## EXERCISE GOAL:
Below are some records. Say in a single number how many of their lines include the word "Cucchiaio".

..........

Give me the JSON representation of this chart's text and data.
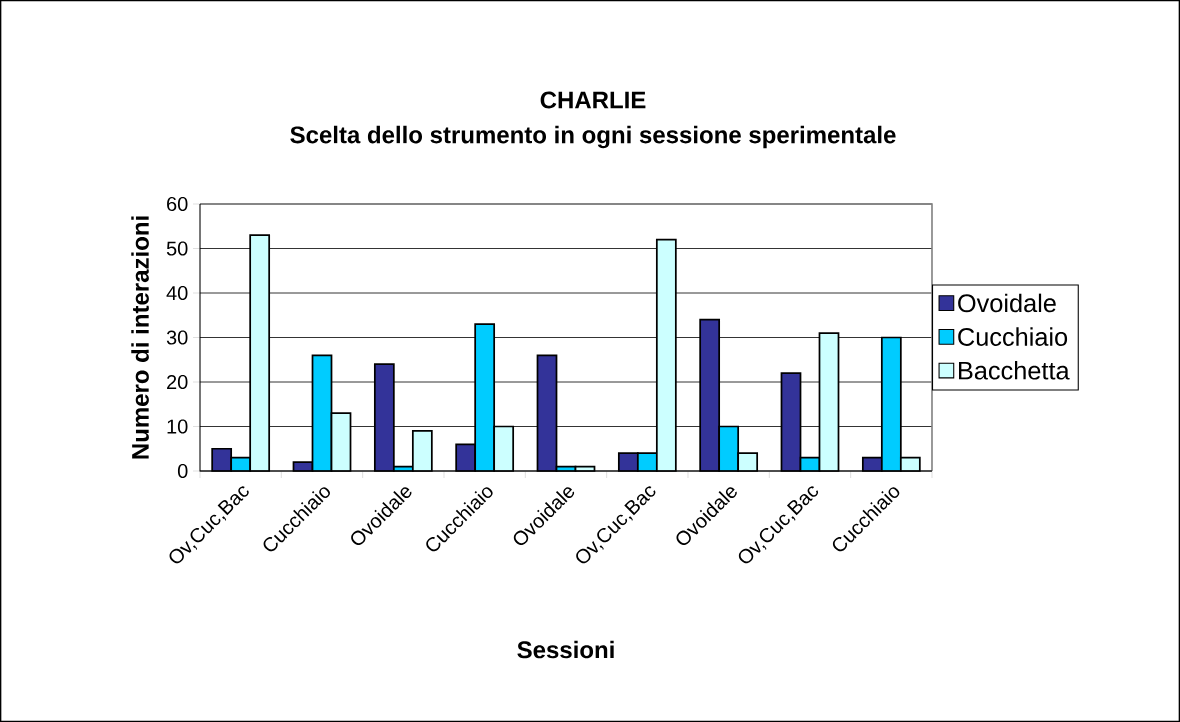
{
  "chart_data": {
    "type": "bar",
    "title": "CHARLIE",
    "subtitle": "Scelta dello strumento in ogni sessione sperimentale",
    "xlabel": "Sessioni",
    "ylabel": "Numero di interazioni",
    "categories": [
      "Ov,Cuc,Bac",
      "Cucchiaio",
      "Ovoidale",
      "Cucchiaio",
      "Ovoidale",
      "Ov,Cuc,Bac",
      "Ovoidale",
      "Ov,Cuc,Bac",
      "Cucchiaio"
    ],
    "series": [
      {
        "name": "Ovoidale",
        "color": "#333399",
        "values": [
          5,
          2,
          24,
          6,
          26,
          4,
          34,
          22,
          3
        ]
      },
      {
        "name": "Cucchiaio",
        "color": "#00ccff",
        "values": [
          3,
          26,
          1,
          33,
          1,
          4,
          10,
          3,
          30
        ]
      },
      {
        "name": "Bacchetta",
        "color": "#ccffff",
        "values": [
          53,
          13,
          9,
          10,
          1,
          52,
          4,
          31,
          3
        ]
      }
    ],
    "ylim": [
      0,
      60
    ],
    "yticks": [
      0,
      10,
      20,
      30,
      40,
      50,
      60
    ],
    "grid": "y",
    "legend": "right"
  }
}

..........

## SOLUTION:
4